## WHAT YOU WILL DO
In the entries that follow, how many lines hold the string "Makes"? Give only that number.

## EXCERPTED DATA

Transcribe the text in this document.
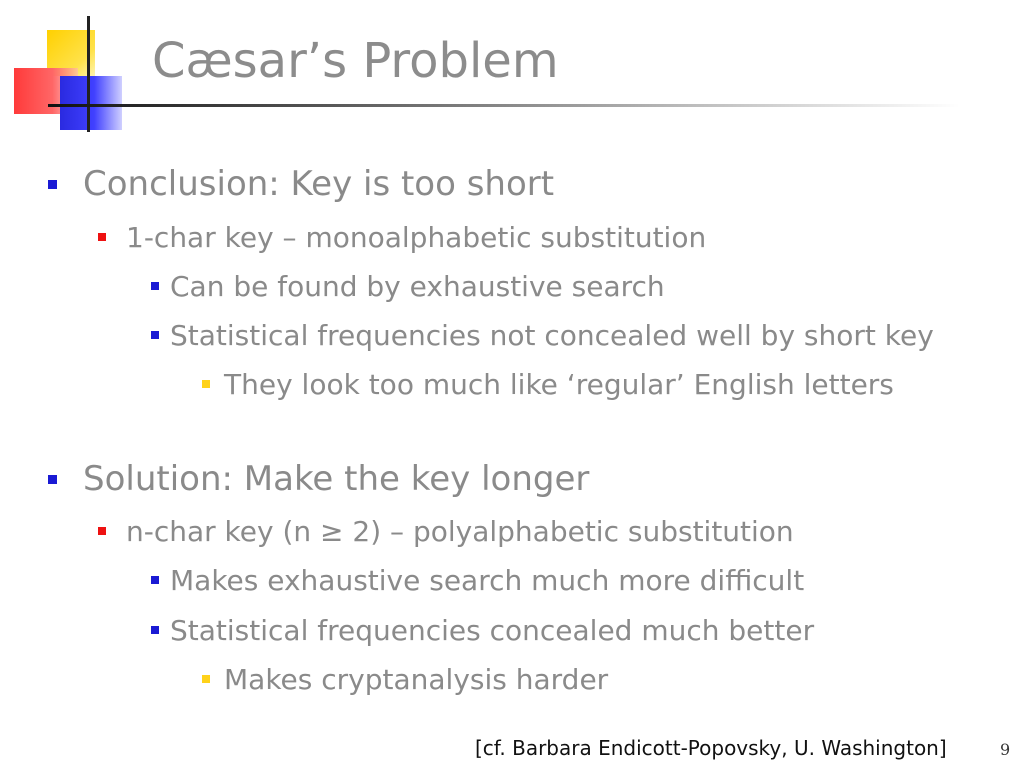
Cæsar’s Problem
Conclusion: Key is too short
1-char key – monoalphabetic substitution
Can be found by exhaustive search
Statistical frequencies not concealed well by short key
They look too much like ‘regular’ English letters
Solution: Make the key longer
n-char key (n ≥ 2) – polyalphabetic substitution
Makes exhaustive search much more difficult
Statistical frequencies concealed much better
Makes cryptanalysis harder
[cf. Barbara Endicott-Popovsky, U. Washington]	9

## ANSWER TO THIS PROBLEM
2